* [Material for this task]:
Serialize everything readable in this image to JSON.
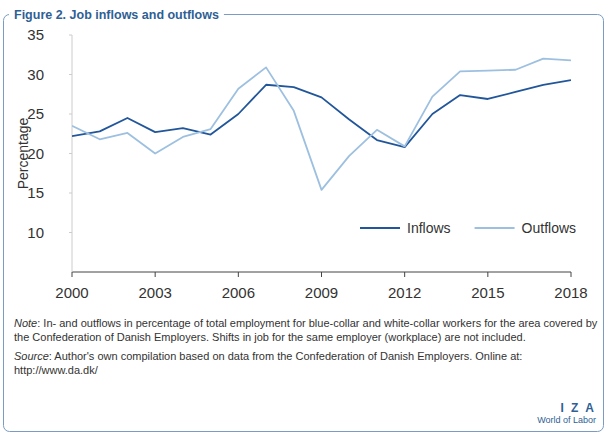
{
  "chart_data": {
    "type": "line",
    "title": "Figure 2. Job inflows and outflows",
    "y_label": "Percentage",
    "x": [
      2000,
      2001,
      2002,
      2003,
      2004,
      2005,
      2006,
      2007,
      2008,
      2009,
      2010,
      2011,
      2012,
      2013,
      2014,
      2015,
      2016,
      2017,
      2018
    ],
    "series": [
      {
        "name": "Inflows",
        "color": "#21569a",
        "values": [
          22.2,
          22.8,
          24.5,
          22.7,
          23.2,
          22.4,
          25.0,
          28.7,
          28.4,
          27.1,
          24.3,
          21.7,
          20.8,
          25.0,
          27.4,
          26.9,
          27.8,
          28.7,
          29.3
        ]
      },
      {
        "name": "Outflows",
        "color": "#9dc0e0",
        "values": [
          23.5,
          21.8,
          22.6,
          20.0,
          22.1,
          23.1,
          28.2,
          30.9,
          25.4,
          15.4,
          19.7,
          23.0,
          20.9,
          27.2,
          30.4,
          30.5,
          30.6,
          32.0,
          31.8
        ]
      }
    ],
    "xlim": [
      2000,
      2018
    ],
    "xticks": [
      2000,
      2003,
      2006,
      2009,
      2012,
      2015,
      2018
    ],
    "ylim": [
      5,
      35
    ],
    "yticks": [
      10,
      15,
      20,
      25,
      30,
      35
    ],
    "grid": false,
    "legend": "lower right",
    "note_label": "Note",
    "note": ": In- and outflows in percentage of total employment for blue-collar and white-collar workers for the area covered by the Confederation of Danish Employers. Shifts in job for the same employer (workplace) are not included.",
    "source_label": "Source",
    "source": ": Author's own compilation based on data from the  Confederation of Danish Employers. Online at: http://www.da.dk/",
    "logo": [
      "I Z A",
      "World of Labor"
    ]
  }
}
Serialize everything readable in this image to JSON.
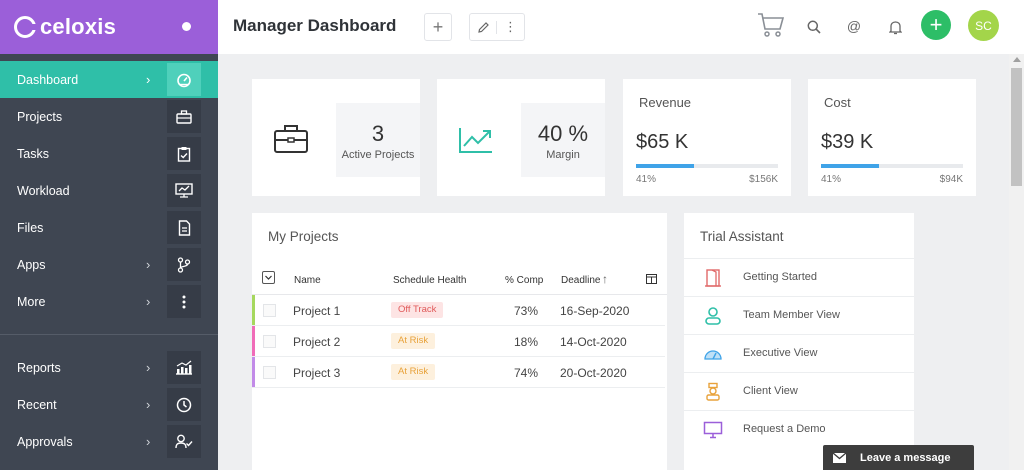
{
  "brand": {
    "name": "celoxis"
  },
  "sidebar": {
    "items": [
      {
        "label": "Dashboard",
        "icon": "dashboard-gauge-icon",
        "chevron": "›",
        "active": true
      },
      {
        "label": "Projects",
        "icon": "briefcase-icon",
        "chevron": ""
      },
      {
        "label": "Tasks",
        "icon": "clipboard-check-icon",
        "chevron": ""
      },
      {
        "label": "Workload",
        "icon": "workload-chart-icon",
        "chevron": ""
      },
      {
        "label": "Files",
        "icon": "file-icon",
        "chevron": ""
      },
      {
        "label": "Apps",
        "icon": "branch-icon",
        "chevron": "›"
      },
      {
        "label": "More",
        "icon": "more-vertical-icon",
        "chevron": "›"
      }
    ],
    "bottom_items": [
      {
        "label": "Reports",
        "icon": "reports-chart-icon",
        "chevron": "›"
      },
      {
        "label": "Recent",
        "icon": "clock-icon",
        "chevron": "›"
      },
      {
        "label": "Approvals",
        "icon": "user-check-icon",
        "chevron": "›"
      }
    ]
  },
  "header": {
    "title": "Manager Dashboard",
    "add_label": "+",
    "more_label": "⋮"
  },
  "kpis": {
    "projects": {
      "value": "3",
      "label": "Active Projects"
    },
    "margin": {
      "value": "40 %",
      "label": "Margin"
    },
    "revenue": {
      "title": "Revenue",
      "value": "$65 K",
      "percent_label": "41%",
      "max_label": "$156K",
      "fill_fraction": 0.41
    },
    "cost": {
      "title": "Cost",
      "value": "$39 K",
      "percent_label": "41%",
      "max_label": "$94K",
      "fill_fraction": 0.41
    }
  },
  "projects_table": {
    "title": "My Projects",
    "columns": {
      "name": "Name",
      "health": "Schedule Health",
      "comp": "% Comp",
      "deadline": "Deadline"
    },
    "rows": [
      {
        "name": "Project 1",
        "health": "Off Track",
        "comp": "73%",
        "deadline": "16-Sep-2020",
        "stripe": "#a6d85e",
        "badge_bg": "#fde4e4",
        "badge_fg": "#e05a5a"
      },
      {
        "name": "Project 2",
        "health": "At Risk",
        "comp": "18%",
        "deadline": "14-Oct-2020",
        "stripe": "#f06cb8",
        "badge_bg": "#fdf0dd",
        "badge_fg": "#e8a23b"
      },
      {
        "name": "Project 3",
        "health": "At Risk",
        "comp": "74%",
        "deadline": "20-Oct-2020",
        "stripe": "#c28be8",
        "badge_bg": "#fdf0dd",
        "badge_fg": "#e8a23b"
      }
    ]
  },
  "trial_assistant": {
    "title": "Trial Assistant",
    "items": [
      {
        "label": "Getting Started",
        "icon": "door-icon",
        "color": "#e06a6a"
      },
      {
        "label": "Team Member View",
        "icon": "person-icon",
        "color": "#2fbfa8"
      },
      {
        "label": "Executive View",
        "icon": "gauge-icon",
        "color": "#3fa3e8"
      },
      {
        "label": "Client View",
        "icon": "client-icon",
        "color": "#e8a23b"
      },
      {
        "label": "Request a Demo",
        "icon": "monitor-icon",
        "color": "#9b5fd9"
      }
    ]
  },
  "avatar": {
    "initials": "SC"
  },
  "chat": {
    "label": "Leave a message"
  },
  "colors": {
    "brand": "#9b5fd9",
    "accent": "#2fbfa8",
    "sidebar": "#3f4652",
    "add": "#2dbe67",
    "avatar": "#a3d54a",
    "progress": "#3fa3e8"
  }
}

* [Written exercise]: Lines that hold "health" are the ones to copy; find all of them.

* [Task answer]:
      "health": "Schedule Health",
        "health": "Off Track",
        "health": "At Risk",
        "health": "At Risk",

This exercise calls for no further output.